**Exercise objective**
Whenever a line below holds the word "SDTVAR", copy that line.

** Start Source material **

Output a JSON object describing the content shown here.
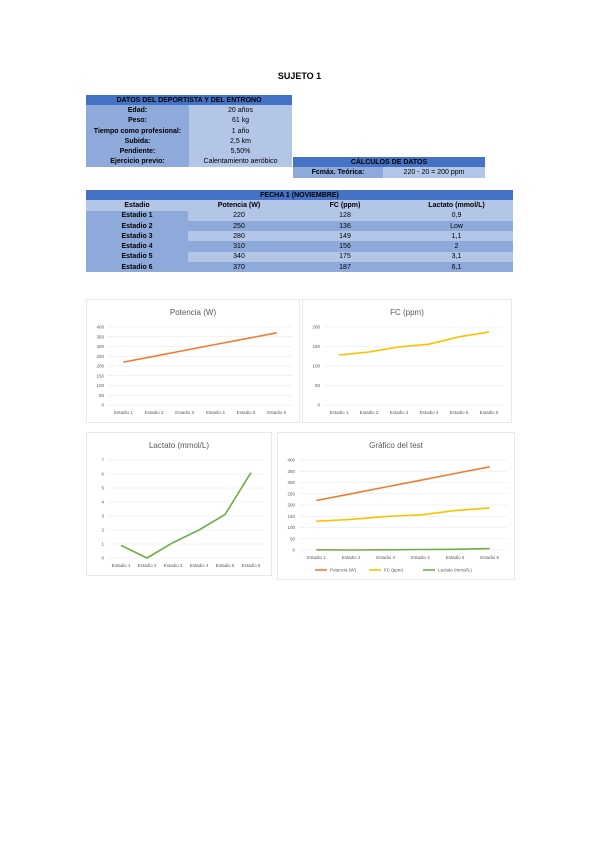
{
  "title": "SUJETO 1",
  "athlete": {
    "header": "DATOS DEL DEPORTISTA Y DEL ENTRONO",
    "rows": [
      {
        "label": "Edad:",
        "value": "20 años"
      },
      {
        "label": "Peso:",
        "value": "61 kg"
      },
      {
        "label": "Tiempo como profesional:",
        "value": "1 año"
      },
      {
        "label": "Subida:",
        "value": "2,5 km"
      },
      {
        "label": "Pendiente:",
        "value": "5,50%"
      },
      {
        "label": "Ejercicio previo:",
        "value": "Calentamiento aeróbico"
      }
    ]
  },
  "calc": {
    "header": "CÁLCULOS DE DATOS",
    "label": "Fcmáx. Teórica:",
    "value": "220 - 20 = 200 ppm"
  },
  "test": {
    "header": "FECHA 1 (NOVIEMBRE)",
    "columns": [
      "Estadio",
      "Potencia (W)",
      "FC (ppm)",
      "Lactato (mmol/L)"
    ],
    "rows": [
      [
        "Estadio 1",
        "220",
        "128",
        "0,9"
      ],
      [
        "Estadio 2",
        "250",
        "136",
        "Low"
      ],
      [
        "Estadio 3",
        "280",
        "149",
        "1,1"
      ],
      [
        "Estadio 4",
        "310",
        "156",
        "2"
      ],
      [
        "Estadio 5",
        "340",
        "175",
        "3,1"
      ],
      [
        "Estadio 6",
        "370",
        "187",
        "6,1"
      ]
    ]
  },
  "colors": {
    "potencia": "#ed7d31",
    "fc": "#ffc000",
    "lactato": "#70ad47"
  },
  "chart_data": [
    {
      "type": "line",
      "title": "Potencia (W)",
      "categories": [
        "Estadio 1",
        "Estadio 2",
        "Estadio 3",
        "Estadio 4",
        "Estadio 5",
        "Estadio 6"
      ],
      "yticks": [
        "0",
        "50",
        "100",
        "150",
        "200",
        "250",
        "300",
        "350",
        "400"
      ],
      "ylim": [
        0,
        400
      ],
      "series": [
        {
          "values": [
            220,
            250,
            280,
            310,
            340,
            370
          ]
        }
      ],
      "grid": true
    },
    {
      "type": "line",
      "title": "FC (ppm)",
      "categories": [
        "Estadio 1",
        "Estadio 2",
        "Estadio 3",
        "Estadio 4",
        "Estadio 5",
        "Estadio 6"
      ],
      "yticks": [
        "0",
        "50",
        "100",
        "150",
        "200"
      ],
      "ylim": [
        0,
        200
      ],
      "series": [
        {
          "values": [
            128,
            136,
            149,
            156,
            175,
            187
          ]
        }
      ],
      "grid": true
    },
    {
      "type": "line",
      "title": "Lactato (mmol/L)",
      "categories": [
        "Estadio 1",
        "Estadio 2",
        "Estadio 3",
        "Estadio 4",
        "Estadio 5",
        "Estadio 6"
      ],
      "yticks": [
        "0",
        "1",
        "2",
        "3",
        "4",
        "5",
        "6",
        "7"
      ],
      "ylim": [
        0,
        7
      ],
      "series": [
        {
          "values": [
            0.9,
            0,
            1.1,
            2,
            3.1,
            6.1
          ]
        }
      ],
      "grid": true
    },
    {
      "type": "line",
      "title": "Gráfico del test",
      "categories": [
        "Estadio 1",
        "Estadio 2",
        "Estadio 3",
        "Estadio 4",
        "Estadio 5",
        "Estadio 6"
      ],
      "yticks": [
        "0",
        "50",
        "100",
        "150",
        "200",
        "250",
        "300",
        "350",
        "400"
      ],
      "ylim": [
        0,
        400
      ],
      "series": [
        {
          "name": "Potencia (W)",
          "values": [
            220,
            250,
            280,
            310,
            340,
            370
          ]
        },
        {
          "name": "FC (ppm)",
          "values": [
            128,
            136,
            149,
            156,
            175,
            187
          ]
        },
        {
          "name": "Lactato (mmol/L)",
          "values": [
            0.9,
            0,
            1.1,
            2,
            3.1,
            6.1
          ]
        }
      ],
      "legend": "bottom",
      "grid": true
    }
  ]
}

** End Source material **
** Start Source material **

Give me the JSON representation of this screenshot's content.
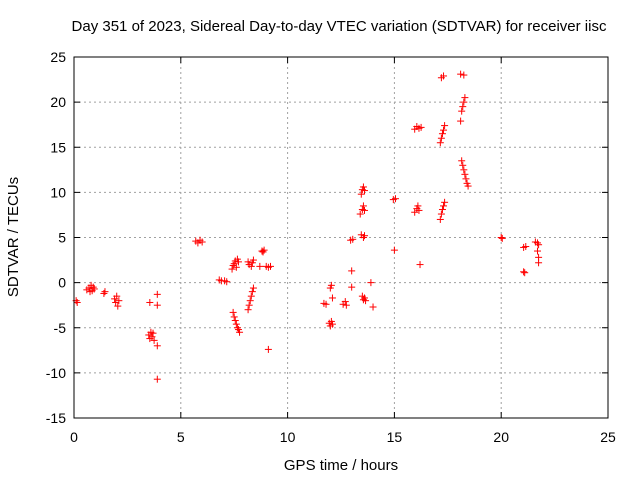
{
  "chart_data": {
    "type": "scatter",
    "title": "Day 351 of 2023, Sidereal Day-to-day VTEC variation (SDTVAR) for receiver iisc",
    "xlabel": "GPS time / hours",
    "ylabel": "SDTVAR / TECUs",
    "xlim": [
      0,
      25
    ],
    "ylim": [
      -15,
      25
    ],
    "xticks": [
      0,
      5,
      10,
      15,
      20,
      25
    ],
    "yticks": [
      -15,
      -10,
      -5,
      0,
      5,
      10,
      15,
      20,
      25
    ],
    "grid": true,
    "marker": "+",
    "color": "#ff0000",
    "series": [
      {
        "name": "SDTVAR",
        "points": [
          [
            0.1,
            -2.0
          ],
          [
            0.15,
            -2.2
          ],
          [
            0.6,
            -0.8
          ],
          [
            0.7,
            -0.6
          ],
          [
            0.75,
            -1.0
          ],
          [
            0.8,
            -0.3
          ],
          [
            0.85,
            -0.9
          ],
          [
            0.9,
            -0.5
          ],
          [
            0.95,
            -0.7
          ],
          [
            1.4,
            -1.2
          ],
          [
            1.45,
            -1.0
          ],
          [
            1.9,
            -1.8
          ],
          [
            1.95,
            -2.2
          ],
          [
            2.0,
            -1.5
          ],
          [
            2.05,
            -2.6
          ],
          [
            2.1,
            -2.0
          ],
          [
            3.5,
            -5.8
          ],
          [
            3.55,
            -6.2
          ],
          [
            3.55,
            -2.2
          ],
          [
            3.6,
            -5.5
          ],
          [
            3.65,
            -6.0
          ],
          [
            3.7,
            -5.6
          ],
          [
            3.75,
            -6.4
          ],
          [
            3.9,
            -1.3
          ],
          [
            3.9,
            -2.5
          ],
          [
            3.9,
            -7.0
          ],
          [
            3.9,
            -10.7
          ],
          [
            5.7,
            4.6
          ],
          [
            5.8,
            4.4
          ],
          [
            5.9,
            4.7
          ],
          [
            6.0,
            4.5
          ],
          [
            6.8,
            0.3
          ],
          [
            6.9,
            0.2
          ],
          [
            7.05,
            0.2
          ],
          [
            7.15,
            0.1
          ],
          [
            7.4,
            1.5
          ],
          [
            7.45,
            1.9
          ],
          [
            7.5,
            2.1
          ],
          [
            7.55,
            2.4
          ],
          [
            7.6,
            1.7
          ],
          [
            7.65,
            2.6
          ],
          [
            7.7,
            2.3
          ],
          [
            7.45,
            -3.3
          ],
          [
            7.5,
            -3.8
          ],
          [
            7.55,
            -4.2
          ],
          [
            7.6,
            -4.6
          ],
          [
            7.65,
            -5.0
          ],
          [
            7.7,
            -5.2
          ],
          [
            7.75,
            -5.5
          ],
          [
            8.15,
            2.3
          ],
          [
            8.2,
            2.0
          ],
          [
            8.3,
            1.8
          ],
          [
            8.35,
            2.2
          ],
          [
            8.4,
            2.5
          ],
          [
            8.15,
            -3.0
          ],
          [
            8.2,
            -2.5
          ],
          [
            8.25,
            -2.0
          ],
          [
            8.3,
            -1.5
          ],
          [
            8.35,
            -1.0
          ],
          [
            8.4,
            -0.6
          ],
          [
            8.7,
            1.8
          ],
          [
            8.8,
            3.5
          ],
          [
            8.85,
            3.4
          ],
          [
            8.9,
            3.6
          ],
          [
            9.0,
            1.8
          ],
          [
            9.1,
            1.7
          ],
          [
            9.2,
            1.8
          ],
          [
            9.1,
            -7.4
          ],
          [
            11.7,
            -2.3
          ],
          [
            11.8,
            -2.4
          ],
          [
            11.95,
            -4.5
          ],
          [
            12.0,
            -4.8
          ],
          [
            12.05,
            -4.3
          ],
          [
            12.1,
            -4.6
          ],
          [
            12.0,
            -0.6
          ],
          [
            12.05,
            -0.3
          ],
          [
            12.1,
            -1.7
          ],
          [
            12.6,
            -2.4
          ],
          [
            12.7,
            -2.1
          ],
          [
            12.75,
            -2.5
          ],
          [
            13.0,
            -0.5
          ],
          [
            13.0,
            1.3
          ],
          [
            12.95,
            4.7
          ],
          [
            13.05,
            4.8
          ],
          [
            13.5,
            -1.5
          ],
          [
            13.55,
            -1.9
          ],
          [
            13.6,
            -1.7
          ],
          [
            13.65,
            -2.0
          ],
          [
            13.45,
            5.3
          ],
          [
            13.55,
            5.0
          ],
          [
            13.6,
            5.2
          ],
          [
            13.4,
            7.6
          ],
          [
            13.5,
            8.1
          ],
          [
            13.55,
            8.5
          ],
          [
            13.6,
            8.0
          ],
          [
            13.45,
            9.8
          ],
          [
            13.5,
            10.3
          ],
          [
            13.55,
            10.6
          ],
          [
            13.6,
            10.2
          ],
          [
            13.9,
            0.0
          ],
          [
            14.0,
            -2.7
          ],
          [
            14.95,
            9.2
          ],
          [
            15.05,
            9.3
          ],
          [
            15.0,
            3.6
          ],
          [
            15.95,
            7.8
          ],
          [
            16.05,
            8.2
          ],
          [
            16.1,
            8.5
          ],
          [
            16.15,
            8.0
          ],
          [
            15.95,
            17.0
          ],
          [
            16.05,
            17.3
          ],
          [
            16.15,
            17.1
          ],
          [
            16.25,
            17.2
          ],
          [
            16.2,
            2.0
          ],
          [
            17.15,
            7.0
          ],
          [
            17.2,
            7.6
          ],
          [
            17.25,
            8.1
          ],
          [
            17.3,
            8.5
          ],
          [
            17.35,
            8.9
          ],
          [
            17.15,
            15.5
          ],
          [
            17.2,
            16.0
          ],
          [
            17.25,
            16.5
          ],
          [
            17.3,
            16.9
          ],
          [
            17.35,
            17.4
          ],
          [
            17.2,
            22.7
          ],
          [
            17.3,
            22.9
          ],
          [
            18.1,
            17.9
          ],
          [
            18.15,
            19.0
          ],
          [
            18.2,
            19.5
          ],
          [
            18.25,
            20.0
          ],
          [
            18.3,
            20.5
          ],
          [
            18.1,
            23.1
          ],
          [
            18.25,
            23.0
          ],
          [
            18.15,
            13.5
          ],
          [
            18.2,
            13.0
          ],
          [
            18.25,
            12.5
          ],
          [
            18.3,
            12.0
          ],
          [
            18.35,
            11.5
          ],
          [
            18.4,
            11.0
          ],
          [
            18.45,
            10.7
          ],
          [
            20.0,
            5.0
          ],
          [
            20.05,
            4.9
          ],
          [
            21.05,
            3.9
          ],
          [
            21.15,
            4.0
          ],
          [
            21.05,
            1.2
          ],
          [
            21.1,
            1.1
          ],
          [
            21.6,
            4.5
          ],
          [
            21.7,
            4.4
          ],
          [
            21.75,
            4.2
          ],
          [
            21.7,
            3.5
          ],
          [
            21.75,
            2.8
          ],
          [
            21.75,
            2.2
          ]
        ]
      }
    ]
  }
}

** End Source material **

**Expected answer**
    "title": "Day 351 of 2023, Sidereal Day-to-day VTEC variation (SDTVAR) for receiver iisc",
    "ylabel": "SDTVAR / TECUs",
        "name": "SDTVAR",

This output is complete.